Costa de Almería Real Estate: Mojácar, Vera and Spain's Cheapest Sunny Coastal Property
A practical foreign-buyer's guide to Costa de Almería — Mojácar, Vera, Garrucha and the Almanzora Valley — Spain's most affordable sunny coast.

This article is general information, not legal, tax, or immigration advice. Rules and figures change — verify with an official source or a licensed professional before acting.
Costa de Almería Real Estate: Mojácar, Vera and Spain's Cheapest Sunny Coastal Property
If you want a Spanish coastal home with more than 300 days of sunshine a year and prices well below the Costa del Sol or Costa Blanca, the Costa de Almería is where the map still surprises foreign buyers. Tucked into Spain's southeastern corner in Andalusia, this stretch of coast — anchored by Mojácar, Vera, Garrucha, Villaricos and the inland white villages of the Almanzora Valley — has become the go-to for Europeans and North Americans hunting value near a beach.
This guide walks you through what makes the market tick, where foreign buyers concentrate, the numbers to expect (qualitatively), and the pitfalls specific to this region. Laws, tax rates and thresholds in Spain change often — always confirm current figures with a licensed Spanish abogado, a gestor or the Agencia Tributaria before signing anything.
Why Costa de Almería is Spain's value coast
Almería province sits east of Málaga and south of Murcia. Unlike its glitzier neighbours, it has:
- Lower price per square metre than almost any other mainland Spanish costa — often a fraction of Marbella or Javea for a comparable beachfront apartment.
- A desert-influenced microclimate (the only true semi-desert in Europe sits inland at Tabernas) that keeps winters mild and rainfall minimal.
- Two international airports within reach: Almería (AEI) and Murcia–Corvera (RMU), plus Alicante (ALC) about 90 minutes north.
- Protected coastline: the Cabo de Gata-Níjar Natural Park has capped overdevelopment south of the capital, preserving wild beaches.
The trade-off is thinner infrastructure than the Costa del Sol, fewer international schools, and a rental market that leans heavily seasonal.
The main sub-markets for foreign buyers
Mojácar
The postcard village of Mojácar Pueblo — whitewashed cubes stacked on a hill — sits about two kilometres inland. Mojácar Playa runs seven kilometres of promenade, low-rise apartments and beach bars. It's the most established expat market on this coast, with strong British, Dutch, French and increasingly Belgian and Scandinavian communities.

▸ **SOURCE RECORDS**:
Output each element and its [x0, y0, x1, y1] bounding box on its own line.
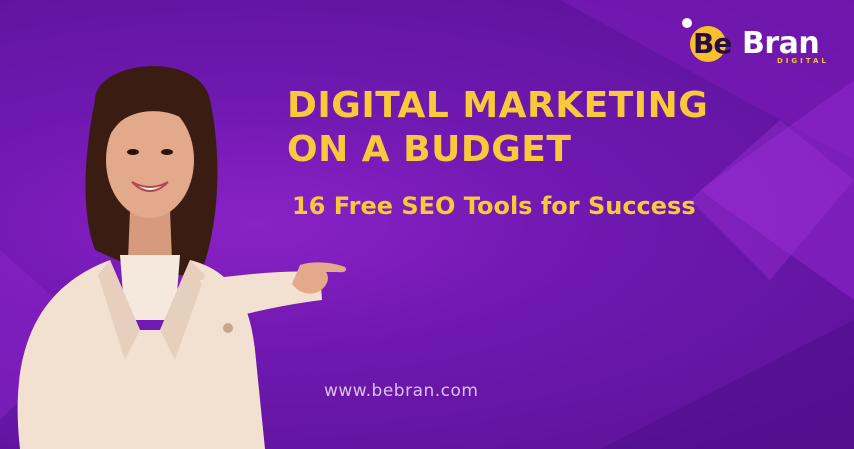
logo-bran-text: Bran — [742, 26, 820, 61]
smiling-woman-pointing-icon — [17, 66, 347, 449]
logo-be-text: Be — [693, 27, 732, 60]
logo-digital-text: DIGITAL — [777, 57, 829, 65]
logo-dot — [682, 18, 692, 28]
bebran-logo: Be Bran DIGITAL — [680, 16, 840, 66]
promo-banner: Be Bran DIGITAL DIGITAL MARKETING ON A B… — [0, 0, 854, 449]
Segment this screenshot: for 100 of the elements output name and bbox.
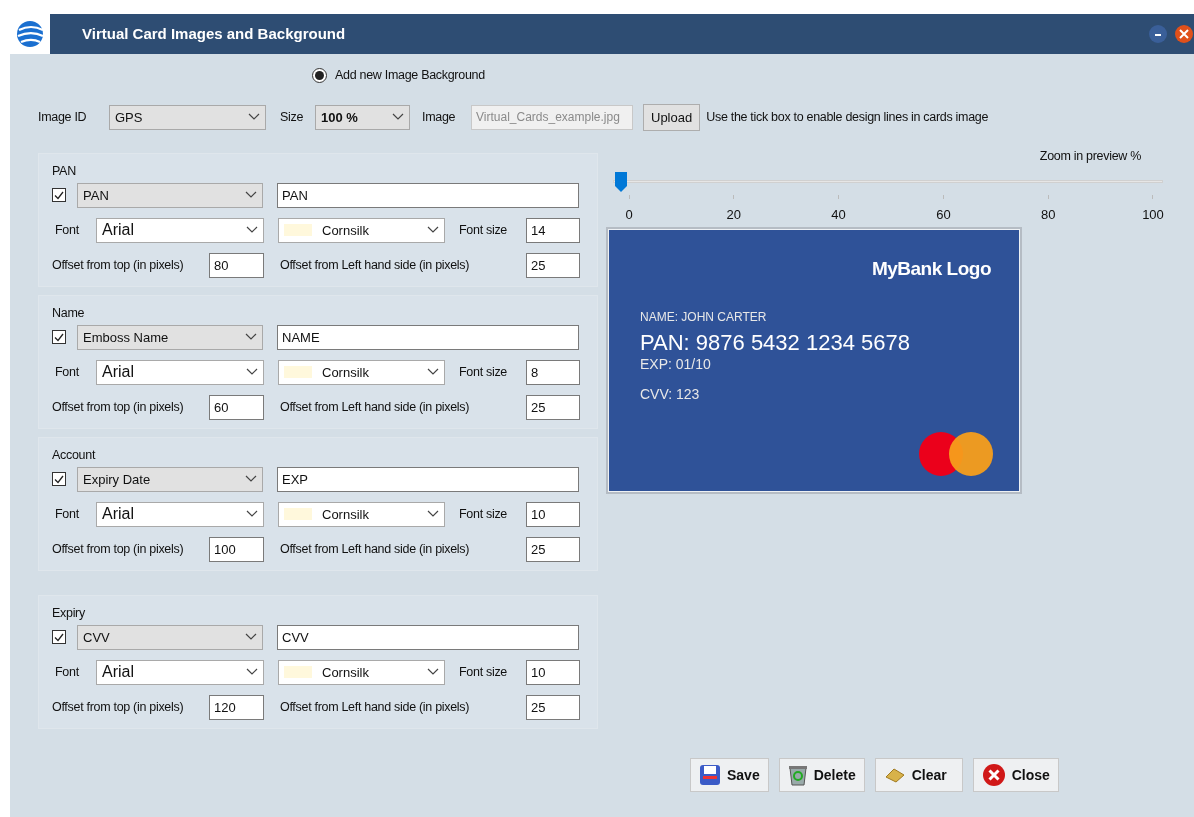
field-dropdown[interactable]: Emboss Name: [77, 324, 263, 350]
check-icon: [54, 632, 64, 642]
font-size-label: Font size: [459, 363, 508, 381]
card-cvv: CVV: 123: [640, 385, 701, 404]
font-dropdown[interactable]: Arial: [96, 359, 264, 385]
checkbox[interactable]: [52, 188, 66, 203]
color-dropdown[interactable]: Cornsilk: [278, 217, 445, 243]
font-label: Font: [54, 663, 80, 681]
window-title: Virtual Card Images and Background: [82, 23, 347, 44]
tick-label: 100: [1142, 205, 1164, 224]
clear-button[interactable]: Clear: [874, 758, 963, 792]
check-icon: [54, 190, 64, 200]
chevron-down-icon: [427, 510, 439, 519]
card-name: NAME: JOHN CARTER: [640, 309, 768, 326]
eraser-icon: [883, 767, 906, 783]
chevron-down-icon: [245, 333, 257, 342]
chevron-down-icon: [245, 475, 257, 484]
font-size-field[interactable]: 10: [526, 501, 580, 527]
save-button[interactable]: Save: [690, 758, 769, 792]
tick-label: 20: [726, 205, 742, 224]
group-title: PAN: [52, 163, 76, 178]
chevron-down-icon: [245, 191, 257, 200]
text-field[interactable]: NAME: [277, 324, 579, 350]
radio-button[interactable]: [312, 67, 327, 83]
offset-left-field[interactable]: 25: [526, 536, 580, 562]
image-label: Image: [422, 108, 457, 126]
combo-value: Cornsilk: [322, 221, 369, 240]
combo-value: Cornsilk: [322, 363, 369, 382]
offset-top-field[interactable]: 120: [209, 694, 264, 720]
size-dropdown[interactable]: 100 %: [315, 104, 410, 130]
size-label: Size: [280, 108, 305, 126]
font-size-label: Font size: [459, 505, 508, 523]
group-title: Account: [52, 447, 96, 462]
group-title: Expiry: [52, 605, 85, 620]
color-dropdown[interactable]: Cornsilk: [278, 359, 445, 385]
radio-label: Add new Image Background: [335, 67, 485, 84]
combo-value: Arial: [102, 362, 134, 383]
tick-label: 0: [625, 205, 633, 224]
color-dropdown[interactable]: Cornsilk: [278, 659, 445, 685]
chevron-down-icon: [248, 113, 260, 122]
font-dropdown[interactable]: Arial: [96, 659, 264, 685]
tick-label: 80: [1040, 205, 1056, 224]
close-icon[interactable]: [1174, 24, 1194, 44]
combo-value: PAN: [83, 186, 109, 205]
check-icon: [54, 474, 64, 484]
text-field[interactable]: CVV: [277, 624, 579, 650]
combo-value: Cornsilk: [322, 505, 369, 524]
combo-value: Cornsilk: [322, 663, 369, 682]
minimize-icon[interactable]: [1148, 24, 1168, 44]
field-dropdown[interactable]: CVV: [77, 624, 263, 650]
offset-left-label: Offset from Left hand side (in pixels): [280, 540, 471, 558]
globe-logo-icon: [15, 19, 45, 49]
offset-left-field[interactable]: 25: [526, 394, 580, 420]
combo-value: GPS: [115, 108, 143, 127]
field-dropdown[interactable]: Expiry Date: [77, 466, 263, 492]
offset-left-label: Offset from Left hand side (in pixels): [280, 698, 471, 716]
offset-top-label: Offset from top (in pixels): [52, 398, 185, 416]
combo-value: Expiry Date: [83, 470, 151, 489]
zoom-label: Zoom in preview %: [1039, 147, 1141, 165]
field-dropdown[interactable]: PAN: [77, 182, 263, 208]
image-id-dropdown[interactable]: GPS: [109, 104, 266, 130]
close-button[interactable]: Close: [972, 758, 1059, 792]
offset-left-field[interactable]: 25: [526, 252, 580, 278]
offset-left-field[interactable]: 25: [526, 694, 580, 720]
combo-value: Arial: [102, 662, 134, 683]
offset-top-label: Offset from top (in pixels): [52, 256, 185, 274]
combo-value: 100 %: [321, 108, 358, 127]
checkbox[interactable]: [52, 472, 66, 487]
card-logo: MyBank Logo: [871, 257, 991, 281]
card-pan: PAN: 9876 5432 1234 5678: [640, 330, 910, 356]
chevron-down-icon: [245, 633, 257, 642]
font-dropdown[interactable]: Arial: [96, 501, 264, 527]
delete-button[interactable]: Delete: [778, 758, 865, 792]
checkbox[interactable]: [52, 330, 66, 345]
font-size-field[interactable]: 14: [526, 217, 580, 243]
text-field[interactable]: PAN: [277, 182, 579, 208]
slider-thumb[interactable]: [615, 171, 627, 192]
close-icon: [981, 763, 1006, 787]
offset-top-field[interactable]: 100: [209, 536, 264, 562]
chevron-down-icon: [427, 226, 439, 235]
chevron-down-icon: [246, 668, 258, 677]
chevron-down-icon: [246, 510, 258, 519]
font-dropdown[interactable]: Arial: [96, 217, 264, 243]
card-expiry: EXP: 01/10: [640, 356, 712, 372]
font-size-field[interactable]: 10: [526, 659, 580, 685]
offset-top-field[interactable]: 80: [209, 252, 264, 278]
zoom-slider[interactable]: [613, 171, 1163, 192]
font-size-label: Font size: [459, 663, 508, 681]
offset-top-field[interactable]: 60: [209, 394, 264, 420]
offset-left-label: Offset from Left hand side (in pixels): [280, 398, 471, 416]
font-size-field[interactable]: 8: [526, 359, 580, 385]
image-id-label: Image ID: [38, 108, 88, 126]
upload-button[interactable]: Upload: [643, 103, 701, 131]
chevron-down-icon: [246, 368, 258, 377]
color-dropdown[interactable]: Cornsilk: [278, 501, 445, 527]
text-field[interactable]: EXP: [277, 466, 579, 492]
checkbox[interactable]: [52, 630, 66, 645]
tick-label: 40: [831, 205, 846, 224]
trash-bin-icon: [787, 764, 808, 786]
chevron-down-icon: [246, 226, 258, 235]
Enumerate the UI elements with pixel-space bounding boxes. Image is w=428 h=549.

==

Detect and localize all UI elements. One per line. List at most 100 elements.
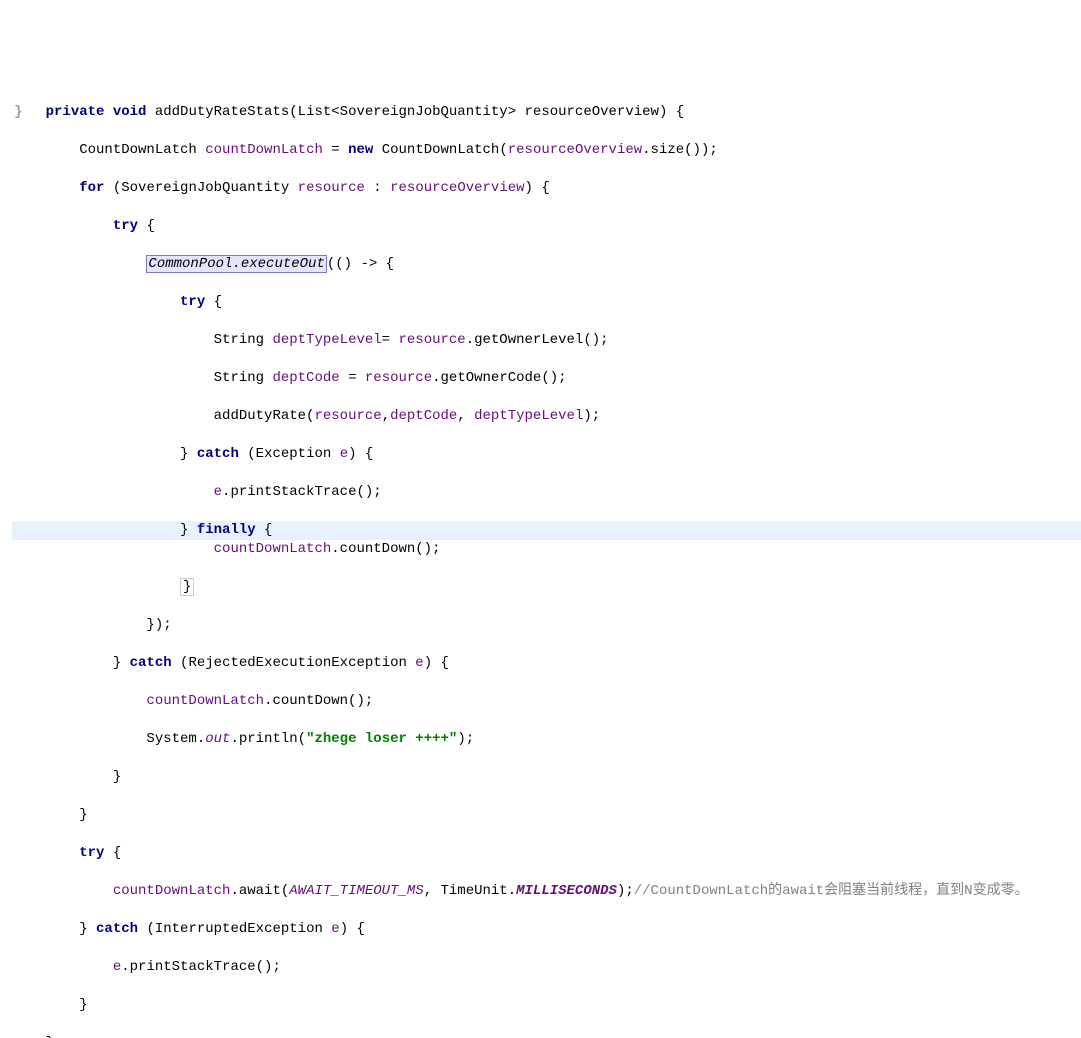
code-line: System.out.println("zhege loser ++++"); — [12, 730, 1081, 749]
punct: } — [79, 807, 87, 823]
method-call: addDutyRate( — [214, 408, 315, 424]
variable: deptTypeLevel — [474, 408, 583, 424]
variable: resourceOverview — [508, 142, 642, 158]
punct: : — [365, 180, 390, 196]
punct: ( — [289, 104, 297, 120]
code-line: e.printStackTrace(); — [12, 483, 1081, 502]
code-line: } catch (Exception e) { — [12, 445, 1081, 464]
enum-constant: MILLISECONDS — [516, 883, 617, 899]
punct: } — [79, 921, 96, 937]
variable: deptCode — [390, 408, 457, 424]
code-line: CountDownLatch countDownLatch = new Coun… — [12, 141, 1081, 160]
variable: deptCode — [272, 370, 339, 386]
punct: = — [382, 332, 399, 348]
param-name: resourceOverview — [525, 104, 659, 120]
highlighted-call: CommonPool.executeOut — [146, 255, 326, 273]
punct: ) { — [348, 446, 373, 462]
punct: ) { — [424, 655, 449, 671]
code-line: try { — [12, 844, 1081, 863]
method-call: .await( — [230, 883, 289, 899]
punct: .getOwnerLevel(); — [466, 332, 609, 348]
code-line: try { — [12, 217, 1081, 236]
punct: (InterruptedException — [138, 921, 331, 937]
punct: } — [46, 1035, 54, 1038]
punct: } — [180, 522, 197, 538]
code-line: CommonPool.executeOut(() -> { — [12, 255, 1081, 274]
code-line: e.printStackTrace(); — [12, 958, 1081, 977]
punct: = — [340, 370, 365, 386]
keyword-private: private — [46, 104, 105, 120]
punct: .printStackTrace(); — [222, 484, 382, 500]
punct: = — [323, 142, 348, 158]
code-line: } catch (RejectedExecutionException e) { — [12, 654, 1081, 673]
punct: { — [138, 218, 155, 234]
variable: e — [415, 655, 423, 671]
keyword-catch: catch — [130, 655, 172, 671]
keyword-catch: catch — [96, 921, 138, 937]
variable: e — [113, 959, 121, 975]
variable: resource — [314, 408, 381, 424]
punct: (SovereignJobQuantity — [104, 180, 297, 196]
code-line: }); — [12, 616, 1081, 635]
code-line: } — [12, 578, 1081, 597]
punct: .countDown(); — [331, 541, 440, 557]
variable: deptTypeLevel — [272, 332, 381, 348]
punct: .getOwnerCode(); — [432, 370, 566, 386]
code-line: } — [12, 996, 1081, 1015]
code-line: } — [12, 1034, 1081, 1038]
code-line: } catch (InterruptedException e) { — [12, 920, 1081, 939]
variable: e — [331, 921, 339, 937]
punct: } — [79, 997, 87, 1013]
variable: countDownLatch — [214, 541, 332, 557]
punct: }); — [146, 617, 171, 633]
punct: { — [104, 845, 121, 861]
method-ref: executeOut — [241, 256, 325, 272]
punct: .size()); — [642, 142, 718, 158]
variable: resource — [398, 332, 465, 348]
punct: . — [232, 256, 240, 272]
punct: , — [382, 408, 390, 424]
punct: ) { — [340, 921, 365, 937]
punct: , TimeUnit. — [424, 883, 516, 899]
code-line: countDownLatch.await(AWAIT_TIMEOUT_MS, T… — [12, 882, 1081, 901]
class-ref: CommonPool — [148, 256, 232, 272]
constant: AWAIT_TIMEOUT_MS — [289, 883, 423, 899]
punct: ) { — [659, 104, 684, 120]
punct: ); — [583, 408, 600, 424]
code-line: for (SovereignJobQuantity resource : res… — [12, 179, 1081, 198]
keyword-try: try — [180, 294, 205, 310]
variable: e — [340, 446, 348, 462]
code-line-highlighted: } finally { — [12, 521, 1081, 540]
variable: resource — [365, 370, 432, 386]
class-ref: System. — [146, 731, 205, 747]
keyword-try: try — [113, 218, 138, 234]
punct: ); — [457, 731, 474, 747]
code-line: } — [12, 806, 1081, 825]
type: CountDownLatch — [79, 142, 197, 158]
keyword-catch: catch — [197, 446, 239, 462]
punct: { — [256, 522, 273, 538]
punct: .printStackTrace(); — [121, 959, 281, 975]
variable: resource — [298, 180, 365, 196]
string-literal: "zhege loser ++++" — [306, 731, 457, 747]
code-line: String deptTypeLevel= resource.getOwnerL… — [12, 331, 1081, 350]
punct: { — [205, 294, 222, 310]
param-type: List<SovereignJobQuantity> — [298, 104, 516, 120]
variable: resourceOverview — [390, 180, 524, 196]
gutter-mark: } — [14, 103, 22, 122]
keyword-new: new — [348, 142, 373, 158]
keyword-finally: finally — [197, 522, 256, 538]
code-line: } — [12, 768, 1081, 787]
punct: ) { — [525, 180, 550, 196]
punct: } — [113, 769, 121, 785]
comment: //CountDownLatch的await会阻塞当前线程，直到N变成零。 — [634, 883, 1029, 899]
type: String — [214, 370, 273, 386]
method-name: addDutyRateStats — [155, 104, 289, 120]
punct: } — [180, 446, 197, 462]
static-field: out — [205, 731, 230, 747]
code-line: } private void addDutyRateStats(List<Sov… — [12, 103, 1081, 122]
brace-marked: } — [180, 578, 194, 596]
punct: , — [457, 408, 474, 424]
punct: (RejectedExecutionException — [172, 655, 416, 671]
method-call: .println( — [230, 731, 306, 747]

--

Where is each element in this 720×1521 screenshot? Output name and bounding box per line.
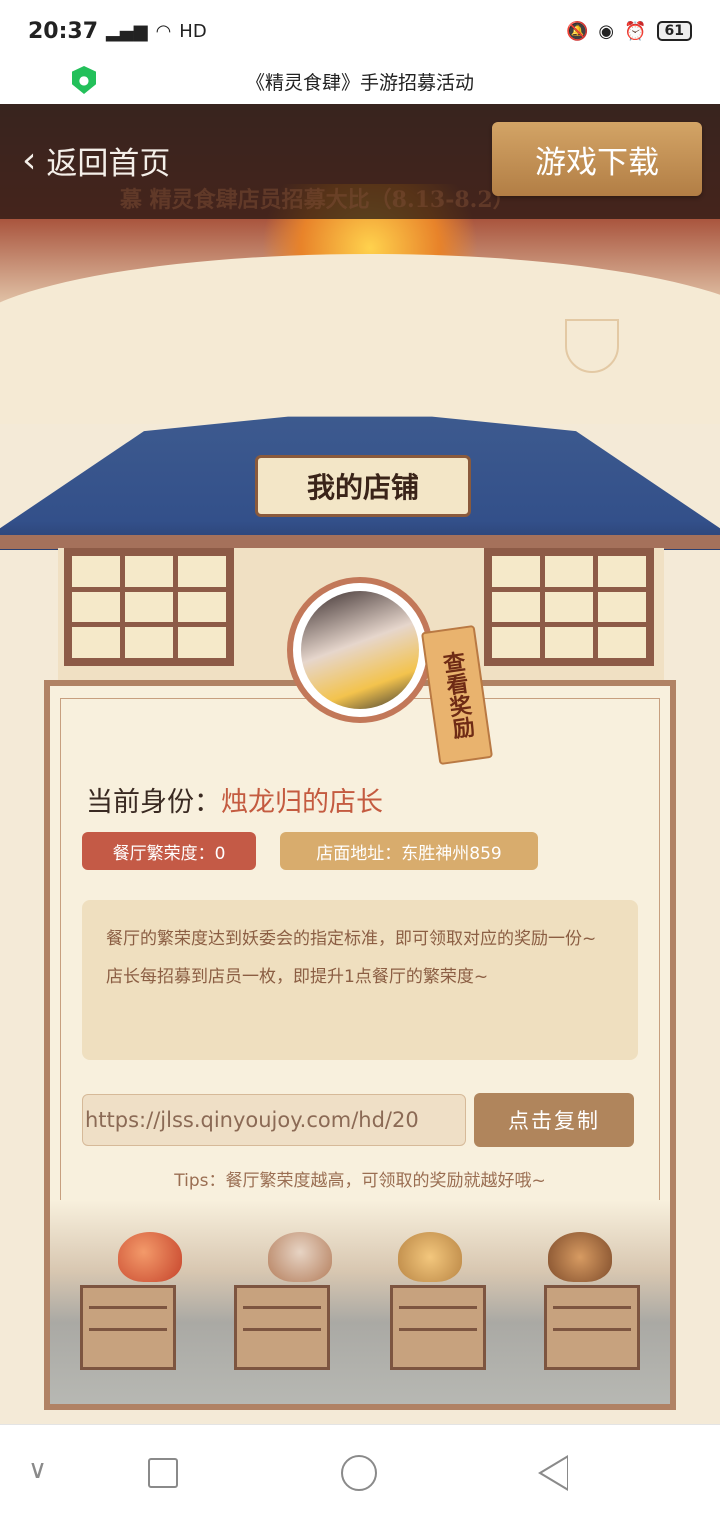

▸ **INSTRUCTION 1**: From the entries, copy word for word the lines starting with the line with "Detect and localize" and going on through the line with "1035, 54, 1038]". Leave out the picture.
▸ **INSTRUCTION 2**: Write what comes next in the guide to Costa de Almería real estate, picking up after its last sentence.

▸ **TASK OUTPUT 1**:
Detect and localize all UI elements. One per line. List at most 100 elements.
code-line: System.out.println("zhege loser ++++"); — [12, 730, 1081, 749]
punct: } — [79, 807, 87, 823]
method-call: addDutyRate( — [214, 408, 315, 424]
variable: deptTypeLevel — [474, 408, 583, 424]
variable: resourceOverview — [508, 142, 642, 158]
punct: : — [365, 180, 390, 196]
punct: ( — [289, 104, 297, 120]
code-line: e.printStackTrace(); — [12, 483, 1081, 502]
code-line: } catch (Exception e) { — [12, 445, 1081, 464]
enum-constant: MILLISECONDS — [516, 883, 617, 899]
punct: } — [79, 921, 96, 937]
variable: deptCode — [390, 408, 457, 424]
code-line: CountDownLatch countDownLatch = new Coun… — [12, 141, 1081, 160]
variable: deptCode — [272, 370, 339, 386]
punct: = — [382, 332, 399, 348]
param-name: resourceOverview — [525, 104, 659, 120]
highlighted-call: CommonPool.executeOut — [146, 255, 326, 273]
punct: ) { — [348, 446, 373, 462]
punct: ) { — [424, 655, 449, 671]
code-line: try { — [12, 844, 1081, 863]
method-call: .await( — [230, 883, 289, 899]
punct: .getOwnerLevel(); — [466, 332, 609, 348]
code-line: try { — [12, 217, 1081, 236]
punct: (InterruptedException — [138, 921, 331, 937]
punct: } — [46, 1035, 54, 1038]

▸ **TASK OUTPUT 2**:
- Buy in the pueblo for character, walkability and rental appeal to short-stay tourists — but expect stairs, small footprints and parking headaches.
- Buy in the playa for lifts, sea views, pools and easier resale liquidity.
Vera and Vera Playa
Vera Playa is famous for one of Europe's largest legally designated naturist zones — a niche but genuinely resilient rental demand from northern Europe. The rest of Vera is a family-oriented resort strip with golf, aqua park and modern apartment blocks. Prices per square metre typically run below Mojácar Playa for comparable stock.
Garrucha, Palomares and Villaricos
A working fishing port (Garrucha) flanked by quieter residential beach zones. This is where you often find the cheapest habitable beach apartments on mainland Spain — small two-bed flats a short walk from sand. Infrastructure is basic; that's the point.
San Juan de los Terreros and Pulpí
The northern edge of the province, near the Murcia border. Newer urbanisations, quieter beaches, and easier access to Corvera airport. Popular with buyers who prioritise a new build over village charm.
The Almanzora Valley (inland)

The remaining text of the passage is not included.